***** Records supplied *****
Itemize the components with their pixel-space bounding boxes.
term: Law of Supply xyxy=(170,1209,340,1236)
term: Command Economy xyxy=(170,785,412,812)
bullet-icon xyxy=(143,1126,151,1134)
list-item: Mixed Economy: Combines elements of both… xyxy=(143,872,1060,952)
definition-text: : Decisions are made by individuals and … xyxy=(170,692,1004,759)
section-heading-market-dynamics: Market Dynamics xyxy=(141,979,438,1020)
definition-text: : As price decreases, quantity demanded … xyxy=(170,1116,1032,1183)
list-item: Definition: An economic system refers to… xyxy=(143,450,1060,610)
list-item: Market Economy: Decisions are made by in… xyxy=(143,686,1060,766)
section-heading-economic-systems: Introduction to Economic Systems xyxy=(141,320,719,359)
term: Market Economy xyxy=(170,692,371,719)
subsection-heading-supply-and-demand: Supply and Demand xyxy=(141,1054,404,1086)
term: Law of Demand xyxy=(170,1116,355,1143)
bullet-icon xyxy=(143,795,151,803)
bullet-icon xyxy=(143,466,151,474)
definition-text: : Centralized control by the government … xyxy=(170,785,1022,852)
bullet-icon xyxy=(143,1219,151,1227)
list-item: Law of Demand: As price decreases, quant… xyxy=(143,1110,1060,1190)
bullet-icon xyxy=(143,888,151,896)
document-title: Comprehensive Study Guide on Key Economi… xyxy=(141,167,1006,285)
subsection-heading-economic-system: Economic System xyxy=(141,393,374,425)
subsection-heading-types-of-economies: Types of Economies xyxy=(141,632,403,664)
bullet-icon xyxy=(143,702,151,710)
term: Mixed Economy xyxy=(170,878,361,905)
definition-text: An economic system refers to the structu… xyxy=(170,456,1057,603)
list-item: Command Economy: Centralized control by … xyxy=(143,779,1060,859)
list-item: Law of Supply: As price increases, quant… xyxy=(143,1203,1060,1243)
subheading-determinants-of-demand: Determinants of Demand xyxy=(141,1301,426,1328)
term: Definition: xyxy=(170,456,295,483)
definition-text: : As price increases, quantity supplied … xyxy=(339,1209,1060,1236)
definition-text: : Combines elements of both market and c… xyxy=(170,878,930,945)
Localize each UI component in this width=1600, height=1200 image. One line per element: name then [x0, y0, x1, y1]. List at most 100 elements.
*****
***** Records supplied *****
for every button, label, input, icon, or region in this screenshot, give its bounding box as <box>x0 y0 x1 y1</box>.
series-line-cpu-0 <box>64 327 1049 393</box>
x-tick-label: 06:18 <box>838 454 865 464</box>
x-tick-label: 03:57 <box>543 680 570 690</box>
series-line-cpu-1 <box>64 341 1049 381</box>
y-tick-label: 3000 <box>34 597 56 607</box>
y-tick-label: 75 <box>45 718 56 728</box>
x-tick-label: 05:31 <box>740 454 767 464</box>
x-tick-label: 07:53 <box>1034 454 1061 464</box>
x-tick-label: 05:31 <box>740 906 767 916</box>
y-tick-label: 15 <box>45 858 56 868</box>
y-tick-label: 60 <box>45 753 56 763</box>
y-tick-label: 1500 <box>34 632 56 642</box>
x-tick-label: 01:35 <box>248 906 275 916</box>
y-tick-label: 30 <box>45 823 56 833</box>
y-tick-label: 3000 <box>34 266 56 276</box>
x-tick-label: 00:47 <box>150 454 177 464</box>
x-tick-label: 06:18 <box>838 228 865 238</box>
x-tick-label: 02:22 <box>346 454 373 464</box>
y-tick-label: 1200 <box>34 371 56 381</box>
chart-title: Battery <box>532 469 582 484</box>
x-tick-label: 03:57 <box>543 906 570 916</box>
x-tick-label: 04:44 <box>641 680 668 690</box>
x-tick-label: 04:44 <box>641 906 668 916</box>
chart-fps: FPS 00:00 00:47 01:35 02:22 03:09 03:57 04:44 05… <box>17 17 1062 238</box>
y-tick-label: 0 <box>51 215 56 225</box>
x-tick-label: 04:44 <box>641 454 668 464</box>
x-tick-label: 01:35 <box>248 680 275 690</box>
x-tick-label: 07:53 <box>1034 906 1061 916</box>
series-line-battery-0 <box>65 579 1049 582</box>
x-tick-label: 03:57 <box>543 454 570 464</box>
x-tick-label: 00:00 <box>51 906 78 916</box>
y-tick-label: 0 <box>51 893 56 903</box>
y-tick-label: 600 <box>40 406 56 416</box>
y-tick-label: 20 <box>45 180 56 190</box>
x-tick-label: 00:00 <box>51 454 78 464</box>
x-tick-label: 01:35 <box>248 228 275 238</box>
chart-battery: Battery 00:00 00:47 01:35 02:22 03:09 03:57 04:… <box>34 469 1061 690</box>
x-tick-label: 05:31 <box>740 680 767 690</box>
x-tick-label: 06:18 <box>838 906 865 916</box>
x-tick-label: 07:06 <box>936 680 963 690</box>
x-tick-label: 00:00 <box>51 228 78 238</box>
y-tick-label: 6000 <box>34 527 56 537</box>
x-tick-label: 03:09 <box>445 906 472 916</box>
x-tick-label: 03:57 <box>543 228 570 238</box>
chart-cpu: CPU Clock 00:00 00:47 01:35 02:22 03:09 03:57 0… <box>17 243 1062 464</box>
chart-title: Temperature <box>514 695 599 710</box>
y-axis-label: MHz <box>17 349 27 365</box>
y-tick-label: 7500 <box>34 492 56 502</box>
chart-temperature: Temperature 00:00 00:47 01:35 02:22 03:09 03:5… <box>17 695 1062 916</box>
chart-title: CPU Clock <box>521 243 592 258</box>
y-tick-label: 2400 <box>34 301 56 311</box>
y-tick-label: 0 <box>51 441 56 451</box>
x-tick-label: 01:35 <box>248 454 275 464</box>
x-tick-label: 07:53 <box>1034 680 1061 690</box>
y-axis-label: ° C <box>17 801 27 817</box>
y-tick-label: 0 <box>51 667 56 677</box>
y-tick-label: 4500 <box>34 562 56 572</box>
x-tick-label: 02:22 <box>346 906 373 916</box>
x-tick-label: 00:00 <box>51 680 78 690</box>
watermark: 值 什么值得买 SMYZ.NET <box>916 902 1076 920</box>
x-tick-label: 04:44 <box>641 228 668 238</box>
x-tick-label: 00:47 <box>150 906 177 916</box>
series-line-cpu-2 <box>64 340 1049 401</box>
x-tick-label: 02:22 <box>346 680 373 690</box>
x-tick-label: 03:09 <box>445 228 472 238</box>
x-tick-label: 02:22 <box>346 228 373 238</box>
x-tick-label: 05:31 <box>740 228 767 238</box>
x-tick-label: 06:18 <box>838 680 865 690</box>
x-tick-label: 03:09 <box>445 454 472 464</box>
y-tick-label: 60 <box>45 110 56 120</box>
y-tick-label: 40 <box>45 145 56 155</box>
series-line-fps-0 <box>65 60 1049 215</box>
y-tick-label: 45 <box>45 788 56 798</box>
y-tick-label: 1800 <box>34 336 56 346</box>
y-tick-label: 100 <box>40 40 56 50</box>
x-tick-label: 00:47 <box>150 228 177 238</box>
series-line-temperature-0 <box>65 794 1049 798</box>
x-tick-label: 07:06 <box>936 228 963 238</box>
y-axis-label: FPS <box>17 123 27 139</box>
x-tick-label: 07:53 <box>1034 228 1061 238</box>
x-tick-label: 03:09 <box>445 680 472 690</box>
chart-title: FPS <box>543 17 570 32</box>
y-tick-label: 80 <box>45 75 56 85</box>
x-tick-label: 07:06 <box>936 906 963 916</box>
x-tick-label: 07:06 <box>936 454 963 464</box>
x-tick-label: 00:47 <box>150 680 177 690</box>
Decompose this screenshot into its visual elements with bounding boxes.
*****
***** Records supplied *****
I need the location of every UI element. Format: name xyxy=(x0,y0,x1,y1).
*****
Reproduce the data verbatim, from the line that contains "Itemize the components" through the line that contains "Localize each UI", including both of those lines.

Itemize the components with their pixel-space bounding boxes.
term: Law of Supply xyxy=(170,1209,340,1236)
term: Command Economy xyxy=(170,785,412,812)
bullet-icon xyxy=(143,1126,151,1134)
list-item: Mixed Economy: Combines elements of both… xyxy=(143,872,1060,952)
definition-text: : Decisions are made by individuals and … xyxy=(170,692,1004,759)
section-heading-market-dynamics: Market Dynamics xyxy=(141,979,438,1020)
definition-text: : As price decreases, quantity demanded … xyxy=(170,1116,1032,1183)
list-item: Definition: An economic system refers to… xyxy=(143,450,1060,610)
list-item: Market Economy: Decisions are made by in… xyxy=(143,686,1060,766)
section-heading-economic-systems: Introduction to Economic Systems xyxy=(141,320,719,359)
term: Market Economy xyxy=(170,692,371,719)
subsection-heading-supply-and-demand: Supply and Demand xyxy=(141,1054,404,1086)
term: Law of Demand xyxy=(170,1116,355,1143)
bullet-icon xyxy=(143,795,151,803)
bullet-icon xyxy=(143,466,151,474)
definition-text: : Centralized control by the government … xyxy=(170,785,1022,852)
bullet-icon xyxy=(143,1219,151,1227)
list-item: Law of Demand: As price decreases, quant… xyxy=(143,1110,1060,1190)
bullet-icon xyxy=(143,888,151,896)
document-title: Comprehensive Study Guide on Key Economi… xyxy=(141,167,1006,285)
subsection-heading-economic-system: Economic System xyxy=(141,393,374,425)
subsection-heading-types-of-economies: Types of Economies xyxy=(141,632,403,664)
bullet-icon xyxy=(143,702,151,710)
term: Mixed Economy xyxy=(170,878,361,905)
definition-text: An economic system refers to the structu… xyxy=(170,456,1057,603)
list-item: Command Economy: Centralized control by … xyxy=(143,779,1060,859)
list-item: Law of Supply: As price increases, quant… xyxy=(143,1203,1060,1243)
subheading-determinants-of-demand: Determinants of Demand xyxy=(141,1301,426,1328)
term: Definition: xyxy=(170,456,295,483)
definition-text: : As price increases, quantity supplied … xyxy=(339,1209,1060,1236)
definition-text: : Combines elements of both market and c… xyxy=(170,878,930,945)
Localize each UI component in this width=1600, height=1200 image. One line per element: name then [x0, y0, x1, y1]. List at most 100 elements.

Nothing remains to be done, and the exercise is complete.